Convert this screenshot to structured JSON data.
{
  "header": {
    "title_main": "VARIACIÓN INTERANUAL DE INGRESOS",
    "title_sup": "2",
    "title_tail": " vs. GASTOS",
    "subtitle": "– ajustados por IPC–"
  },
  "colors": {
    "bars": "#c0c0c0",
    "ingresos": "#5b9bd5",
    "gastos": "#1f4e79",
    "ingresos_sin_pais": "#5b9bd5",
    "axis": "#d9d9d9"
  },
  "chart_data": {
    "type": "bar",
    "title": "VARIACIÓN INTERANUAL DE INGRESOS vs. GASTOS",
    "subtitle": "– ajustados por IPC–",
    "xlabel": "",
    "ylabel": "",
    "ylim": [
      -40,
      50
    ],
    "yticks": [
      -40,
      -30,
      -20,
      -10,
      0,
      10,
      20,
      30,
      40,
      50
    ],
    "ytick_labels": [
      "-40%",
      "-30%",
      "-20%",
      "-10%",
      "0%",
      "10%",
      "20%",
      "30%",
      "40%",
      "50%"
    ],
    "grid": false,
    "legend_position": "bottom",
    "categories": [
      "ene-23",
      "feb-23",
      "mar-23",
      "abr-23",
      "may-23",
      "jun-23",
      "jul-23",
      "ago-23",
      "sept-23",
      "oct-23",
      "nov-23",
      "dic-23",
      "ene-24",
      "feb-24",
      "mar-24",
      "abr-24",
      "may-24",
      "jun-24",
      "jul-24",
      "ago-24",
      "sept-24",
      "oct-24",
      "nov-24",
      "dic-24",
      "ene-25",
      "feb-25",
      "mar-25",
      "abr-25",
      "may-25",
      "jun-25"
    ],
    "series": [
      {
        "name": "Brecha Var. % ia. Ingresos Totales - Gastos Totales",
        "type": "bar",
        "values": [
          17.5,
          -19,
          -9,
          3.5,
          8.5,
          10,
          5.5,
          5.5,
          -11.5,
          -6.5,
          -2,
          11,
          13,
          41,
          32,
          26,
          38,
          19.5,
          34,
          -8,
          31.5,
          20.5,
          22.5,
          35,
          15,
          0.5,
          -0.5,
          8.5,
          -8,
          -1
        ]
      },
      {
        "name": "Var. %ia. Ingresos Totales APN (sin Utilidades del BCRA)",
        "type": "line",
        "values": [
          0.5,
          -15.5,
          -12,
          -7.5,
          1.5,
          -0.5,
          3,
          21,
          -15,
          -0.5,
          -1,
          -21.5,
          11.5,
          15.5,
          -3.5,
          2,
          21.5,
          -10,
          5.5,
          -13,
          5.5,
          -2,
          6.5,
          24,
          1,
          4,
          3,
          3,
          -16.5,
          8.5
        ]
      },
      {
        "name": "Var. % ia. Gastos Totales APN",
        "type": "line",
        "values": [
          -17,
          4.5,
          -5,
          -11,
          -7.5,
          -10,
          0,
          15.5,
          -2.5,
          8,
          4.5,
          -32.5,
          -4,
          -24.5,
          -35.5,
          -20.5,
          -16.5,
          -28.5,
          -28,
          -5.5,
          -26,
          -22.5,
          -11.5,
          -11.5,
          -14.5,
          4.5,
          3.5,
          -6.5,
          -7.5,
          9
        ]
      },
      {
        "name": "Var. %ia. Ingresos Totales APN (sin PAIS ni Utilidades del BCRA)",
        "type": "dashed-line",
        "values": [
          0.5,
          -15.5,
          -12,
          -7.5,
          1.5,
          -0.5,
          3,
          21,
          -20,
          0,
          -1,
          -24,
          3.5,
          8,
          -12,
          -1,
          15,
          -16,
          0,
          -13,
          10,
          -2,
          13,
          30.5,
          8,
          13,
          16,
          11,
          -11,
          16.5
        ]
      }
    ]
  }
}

What to produce: Filter the records above and return every line that holds the word "INTERANUAL".

Written response:
    "title_main": "VARIACIÓN INTERANUAL DE INGRESOS",
    "title": "VARIACIÓN INTERANUAL DE INGRESOS vs. GASTOS",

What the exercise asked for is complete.